» **ITEMS**
** Begin **
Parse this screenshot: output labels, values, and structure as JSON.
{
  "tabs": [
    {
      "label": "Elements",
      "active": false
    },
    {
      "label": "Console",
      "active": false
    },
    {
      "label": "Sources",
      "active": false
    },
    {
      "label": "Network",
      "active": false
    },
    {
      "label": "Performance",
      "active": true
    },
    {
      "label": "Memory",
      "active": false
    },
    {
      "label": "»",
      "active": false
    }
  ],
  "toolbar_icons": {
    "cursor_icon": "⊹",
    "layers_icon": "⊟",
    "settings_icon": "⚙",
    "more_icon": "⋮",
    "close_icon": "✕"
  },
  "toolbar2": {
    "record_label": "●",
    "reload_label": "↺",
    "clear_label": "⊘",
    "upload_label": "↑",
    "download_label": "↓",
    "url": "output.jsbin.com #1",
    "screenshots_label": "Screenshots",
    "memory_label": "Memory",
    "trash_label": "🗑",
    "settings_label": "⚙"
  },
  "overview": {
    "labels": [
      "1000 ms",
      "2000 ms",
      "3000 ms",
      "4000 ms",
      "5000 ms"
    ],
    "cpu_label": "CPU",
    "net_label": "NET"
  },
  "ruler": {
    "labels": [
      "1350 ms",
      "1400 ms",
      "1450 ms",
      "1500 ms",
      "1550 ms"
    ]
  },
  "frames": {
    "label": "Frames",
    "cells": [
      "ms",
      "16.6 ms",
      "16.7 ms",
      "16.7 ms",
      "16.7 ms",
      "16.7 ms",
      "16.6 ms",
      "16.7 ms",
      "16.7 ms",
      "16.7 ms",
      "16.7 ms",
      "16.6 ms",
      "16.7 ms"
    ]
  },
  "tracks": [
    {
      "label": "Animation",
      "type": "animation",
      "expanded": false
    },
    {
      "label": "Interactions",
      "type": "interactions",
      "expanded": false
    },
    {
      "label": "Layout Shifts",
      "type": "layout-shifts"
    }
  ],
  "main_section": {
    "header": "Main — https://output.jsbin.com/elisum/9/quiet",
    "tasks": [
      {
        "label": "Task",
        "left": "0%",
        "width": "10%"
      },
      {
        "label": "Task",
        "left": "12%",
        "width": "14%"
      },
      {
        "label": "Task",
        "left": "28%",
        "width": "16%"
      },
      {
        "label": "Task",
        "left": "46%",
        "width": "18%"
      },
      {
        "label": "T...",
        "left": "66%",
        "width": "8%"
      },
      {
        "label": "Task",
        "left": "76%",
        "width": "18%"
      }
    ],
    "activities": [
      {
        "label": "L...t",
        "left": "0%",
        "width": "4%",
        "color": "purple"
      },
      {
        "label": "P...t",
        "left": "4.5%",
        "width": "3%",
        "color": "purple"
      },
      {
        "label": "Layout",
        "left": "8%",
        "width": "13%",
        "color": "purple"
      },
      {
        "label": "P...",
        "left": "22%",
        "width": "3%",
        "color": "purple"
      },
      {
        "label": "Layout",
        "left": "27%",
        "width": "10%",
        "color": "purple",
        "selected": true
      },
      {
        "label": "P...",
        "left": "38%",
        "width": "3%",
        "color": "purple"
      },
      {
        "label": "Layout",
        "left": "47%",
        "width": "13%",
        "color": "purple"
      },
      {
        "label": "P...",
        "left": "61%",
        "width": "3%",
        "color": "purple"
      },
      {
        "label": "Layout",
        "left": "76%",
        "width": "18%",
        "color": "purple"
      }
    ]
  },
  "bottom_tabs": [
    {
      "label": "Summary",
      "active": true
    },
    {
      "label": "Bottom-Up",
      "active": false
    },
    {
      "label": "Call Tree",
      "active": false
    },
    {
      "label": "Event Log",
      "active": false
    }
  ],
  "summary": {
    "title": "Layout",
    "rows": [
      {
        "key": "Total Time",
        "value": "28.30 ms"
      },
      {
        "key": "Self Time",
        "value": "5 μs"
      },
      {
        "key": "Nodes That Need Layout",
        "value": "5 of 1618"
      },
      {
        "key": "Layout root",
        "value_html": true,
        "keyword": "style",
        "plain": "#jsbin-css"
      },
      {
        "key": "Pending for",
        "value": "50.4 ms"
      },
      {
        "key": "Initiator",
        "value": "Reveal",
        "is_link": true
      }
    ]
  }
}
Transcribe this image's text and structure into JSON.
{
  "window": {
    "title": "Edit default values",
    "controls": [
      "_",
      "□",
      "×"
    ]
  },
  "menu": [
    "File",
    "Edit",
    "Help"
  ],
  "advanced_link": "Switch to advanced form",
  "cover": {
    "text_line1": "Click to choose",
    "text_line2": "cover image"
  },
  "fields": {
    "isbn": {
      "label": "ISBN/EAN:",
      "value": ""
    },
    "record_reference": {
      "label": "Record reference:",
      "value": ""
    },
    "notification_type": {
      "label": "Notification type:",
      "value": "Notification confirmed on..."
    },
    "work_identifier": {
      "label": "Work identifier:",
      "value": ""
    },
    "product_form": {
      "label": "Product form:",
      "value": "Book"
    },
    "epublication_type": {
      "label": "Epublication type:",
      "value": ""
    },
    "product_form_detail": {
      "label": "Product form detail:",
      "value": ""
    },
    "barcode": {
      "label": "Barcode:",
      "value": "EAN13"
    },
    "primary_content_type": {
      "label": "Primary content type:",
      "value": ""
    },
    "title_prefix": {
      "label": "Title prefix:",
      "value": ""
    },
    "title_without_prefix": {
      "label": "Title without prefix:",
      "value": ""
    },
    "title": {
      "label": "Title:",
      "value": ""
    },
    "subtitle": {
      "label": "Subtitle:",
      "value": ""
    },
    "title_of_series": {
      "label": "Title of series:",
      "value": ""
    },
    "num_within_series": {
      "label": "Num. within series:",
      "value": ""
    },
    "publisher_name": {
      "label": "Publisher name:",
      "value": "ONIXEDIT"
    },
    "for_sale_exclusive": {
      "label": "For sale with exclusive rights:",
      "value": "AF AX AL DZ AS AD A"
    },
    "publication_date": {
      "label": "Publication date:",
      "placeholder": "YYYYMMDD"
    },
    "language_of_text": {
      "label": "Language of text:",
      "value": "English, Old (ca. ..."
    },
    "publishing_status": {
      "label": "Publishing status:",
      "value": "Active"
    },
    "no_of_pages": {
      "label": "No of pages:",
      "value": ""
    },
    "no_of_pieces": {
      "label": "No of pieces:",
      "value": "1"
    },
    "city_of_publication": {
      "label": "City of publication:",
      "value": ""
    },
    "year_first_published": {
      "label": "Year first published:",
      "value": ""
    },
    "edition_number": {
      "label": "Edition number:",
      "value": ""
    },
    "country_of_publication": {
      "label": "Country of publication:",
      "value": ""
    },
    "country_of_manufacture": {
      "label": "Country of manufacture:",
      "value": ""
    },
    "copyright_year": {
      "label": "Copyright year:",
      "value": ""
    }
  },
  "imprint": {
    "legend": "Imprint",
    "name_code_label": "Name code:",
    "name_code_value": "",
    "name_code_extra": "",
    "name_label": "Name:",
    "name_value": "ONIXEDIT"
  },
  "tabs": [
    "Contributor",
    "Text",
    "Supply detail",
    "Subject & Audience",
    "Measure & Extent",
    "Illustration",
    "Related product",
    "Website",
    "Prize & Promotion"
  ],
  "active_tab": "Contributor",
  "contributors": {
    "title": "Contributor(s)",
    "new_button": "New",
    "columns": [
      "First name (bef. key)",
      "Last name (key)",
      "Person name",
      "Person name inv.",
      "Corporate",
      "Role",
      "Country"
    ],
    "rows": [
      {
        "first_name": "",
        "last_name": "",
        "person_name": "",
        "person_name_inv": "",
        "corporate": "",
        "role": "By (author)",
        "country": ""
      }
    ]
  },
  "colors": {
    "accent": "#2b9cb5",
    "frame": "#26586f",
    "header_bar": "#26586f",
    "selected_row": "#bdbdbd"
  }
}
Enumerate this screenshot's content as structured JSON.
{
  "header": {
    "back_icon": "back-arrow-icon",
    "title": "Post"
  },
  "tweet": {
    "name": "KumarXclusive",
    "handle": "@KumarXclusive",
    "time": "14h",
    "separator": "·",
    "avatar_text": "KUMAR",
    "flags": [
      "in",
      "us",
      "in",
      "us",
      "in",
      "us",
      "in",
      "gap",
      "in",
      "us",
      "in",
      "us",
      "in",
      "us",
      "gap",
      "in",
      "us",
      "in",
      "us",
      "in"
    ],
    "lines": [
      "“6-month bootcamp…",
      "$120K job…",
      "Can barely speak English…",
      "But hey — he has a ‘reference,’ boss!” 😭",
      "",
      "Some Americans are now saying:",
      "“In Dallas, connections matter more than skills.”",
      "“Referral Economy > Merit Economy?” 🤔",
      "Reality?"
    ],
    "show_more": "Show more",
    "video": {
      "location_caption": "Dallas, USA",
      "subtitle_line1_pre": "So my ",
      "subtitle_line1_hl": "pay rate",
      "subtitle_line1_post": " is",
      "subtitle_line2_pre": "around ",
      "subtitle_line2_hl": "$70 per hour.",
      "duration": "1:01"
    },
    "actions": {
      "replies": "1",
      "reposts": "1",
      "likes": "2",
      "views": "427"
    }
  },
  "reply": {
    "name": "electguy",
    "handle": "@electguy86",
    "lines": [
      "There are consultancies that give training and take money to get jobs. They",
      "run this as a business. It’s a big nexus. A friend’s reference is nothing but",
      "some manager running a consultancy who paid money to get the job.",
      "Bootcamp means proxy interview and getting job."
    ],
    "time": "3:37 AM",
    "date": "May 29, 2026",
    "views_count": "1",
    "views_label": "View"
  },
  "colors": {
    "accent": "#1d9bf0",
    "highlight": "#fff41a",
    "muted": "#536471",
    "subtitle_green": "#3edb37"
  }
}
** End **
» **WHAT IS NEEDED**
Search the data for the string "output". List each line that has it.

» **SOLUTION BELOW**
Parse this screenshot: output labels, values, and structure as JSON.
    "url": "output.jsbin.com #1",
    "header": "Main — https://output.jsbin.com/elisum/9/quiet",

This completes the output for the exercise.